Objective: Lift out each line of the data that holds "color".

────────────────

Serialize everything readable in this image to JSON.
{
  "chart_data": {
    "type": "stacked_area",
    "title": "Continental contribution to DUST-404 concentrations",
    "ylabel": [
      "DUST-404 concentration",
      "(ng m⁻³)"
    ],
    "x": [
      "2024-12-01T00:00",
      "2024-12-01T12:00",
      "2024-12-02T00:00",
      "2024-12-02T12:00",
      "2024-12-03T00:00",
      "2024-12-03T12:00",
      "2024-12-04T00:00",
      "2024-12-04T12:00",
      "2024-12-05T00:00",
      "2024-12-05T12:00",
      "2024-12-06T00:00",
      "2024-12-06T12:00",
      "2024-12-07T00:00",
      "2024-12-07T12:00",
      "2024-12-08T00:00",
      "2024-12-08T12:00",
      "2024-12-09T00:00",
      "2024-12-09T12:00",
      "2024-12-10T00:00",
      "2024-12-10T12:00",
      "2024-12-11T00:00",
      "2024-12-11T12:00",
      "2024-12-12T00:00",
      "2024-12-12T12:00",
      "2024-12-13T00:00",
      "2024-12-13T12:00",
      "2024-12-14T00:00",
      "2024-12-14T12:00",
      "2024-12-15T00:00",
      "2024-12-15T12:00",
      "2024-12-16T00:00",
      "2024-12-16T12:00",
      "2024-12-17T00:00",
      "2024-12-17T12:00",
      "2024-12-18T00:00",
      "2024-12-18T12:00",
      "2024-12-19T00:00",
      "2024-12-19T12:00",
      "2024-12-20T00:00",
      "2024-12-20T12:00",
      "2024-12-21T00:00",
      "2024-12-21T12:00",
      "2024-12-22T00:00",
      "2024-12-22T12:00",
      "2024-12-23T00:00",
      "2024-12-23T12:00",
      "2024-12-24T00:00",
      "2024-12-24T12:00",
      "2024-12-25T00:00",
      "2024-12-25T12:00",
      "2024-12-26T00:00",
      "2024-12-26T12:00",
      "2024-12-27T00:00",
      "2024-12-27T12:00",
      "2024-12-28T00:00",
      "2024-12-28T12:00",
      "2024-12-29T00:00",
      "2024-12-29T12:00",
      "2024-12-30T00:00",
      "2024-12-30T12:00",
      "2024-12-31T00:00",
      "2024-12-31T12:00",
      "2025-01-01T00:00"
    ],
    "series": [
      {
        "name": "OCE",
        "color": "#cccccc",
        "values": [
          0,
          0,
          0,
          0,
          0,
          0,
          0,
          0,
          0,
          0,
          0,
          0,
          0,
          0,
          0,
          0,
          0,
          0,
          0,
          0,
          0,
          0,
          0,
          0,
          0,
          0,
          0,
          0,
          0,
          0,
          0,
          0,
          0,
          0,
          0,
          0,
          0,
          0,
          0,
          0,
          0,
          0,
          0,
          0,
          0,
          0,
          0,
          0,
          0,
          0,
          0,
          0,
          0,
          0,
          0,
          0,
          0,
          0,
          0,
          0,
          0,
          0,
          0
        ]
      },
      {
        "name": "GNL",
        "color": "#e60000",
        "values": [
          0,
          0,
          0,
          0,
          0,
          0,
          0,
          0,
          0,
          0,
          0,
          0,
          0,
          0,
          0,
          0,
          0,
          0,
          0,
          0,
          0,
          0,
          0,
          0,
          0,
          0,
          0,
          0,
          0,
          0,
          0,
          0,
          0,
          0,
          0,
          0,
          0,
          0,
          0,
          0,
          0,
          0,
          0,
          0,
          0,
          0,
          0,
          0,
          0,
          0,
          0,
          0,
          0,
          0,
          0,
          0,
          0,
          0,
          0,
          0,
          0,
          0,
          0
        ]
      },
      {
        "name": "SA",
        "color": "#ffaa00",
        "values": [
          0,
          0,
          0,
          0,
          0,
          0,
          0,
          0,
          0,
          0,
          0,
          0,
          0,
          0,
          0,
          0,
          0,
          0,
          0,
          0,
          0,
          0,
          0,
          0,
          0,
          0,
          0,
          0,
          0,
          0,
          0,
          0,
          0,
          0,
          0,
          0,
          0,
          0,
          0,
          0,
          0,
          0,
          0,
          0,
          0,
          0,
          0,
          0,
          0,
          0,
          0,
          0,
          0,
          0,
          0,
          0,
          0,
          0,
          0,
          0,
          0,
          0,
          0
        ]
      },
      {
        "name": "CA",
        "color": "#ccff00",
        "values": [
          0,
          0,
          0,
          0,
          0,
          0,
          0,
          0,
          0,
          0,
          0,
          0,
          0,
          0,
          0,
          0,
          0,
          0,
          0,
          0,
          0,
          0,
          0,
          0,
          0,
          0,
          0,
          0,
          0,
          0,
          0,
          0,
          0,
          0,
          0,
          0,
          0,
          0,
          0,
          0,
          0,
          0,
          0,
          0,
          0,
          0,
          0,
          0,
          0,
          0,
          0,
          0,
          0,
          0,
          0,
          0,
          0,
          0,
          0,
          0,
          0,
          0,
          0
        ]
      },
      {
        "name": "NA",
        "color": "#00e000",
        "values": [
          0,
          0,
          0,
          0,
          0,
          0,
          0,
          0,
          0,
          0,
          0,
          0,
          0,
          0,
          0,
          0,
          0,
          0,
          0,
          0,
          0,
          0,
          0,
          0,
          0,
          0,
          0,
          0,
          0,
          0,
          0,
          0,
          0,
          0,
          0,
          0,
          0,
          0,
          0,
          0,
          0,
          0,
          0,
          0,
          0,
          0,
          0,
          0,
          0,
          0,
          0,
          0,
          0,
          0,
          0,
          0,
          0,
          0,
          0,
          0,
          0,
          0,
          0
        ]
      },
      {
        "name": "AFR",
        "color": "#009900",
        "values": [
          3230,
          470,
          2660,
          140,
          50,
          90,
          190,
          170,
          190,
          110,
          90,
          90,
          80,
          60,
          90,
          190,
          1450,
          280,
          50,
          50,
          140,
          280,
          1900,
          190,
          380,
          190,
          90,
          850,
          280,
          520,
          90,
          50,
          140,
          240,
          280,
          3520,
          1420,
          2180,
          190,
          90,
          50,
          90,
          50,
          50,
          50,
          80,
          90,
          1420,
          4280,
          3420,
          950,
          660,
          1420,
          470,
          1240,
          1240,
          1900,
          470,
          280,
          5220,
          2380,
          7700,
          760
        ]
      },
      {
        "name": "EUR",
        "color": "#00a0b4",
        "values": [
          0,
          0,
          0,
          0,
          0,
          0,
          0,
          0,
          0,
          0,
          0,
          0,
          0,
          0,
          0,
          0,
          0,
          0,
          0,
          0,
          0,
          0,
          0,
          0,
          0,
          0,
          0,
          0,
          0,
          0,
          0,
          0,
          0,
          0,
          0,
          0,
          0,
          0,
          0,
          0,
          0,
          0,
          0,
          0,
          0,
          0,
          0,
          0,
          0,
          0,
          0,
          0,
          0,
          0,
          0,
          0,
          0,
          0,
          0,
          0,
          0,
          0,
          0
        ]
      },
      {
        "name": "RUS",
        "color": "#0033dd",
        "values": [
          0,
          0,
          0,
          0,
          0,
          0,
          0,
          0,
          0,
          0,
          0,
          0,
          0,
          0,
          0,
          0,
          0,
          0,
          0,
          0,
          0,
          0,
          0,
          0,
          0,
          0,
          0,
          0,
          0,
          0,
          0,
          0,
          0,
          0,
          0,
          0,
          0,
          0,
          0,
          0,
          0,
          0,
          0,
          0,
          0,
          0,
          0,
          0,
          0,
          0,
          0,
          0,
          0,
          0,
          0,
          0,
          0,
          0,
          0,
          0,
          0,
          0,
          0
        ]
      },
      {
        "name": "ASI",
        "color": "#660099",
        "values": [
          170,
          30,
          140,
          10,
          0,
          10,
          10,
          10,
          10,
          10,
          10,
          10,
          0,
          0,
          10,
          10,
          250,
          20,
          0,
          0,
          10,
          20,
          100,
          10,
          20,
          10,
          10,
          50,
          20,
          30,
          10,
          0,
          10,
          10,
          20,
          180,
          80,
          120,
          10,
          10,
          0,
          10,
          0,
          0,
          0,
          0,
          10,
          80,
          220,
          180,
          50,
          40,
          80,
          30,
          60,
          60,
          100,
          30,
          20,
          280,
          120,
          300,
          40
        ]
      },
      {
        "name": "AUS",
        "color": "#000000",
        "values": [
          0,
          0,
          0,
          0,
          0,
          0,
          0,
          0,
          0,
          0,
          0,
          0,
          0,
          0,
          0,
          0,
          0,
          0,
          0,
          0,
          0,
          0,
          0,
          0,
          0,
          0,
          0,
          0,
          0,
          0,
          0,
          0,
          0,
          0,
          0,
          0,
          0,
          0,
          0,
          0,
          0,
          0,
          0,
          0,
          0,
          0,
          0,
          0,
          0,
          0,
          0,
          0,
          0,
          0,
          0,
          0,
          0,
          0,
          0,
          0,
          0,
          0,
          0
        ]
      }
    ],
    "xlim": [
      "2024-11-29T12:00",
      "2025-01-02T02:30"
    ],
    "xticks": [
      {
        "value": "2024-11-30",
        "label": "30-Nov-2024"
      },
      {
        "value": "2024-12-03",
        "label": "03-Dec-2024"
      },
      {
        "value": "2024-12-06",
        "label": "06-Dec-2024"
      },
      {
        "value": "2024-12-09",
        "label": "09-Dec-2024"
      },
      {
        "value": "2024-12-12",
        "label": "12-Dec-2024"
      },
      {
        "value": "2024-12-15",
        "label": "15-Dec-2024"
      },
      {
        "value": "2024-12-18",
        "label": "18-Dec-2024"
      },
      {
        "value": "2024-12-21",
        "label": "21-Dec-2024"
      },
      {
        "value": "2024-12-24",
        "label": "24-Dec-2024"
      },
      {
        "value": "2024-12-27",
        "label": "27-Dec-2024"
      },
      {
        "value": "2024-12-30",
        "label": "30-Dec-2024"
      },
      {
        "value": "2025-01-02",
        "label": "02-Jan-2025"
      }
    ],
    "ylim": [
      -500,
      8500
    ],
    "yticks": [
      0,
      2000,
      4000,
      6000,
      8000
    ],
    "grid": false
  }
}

────────────────

Answer to this task:
        "color": "#cccccc",
        "color": "#e60000",
        "color": "#ffaa00",
        "color": "#ccff00",
        "color": "#00e000",
        "color": "#009900",
        "color": "#00a0b4",
        "color": "#0033dd",
        "color": "#660099",
        "color": "#000000",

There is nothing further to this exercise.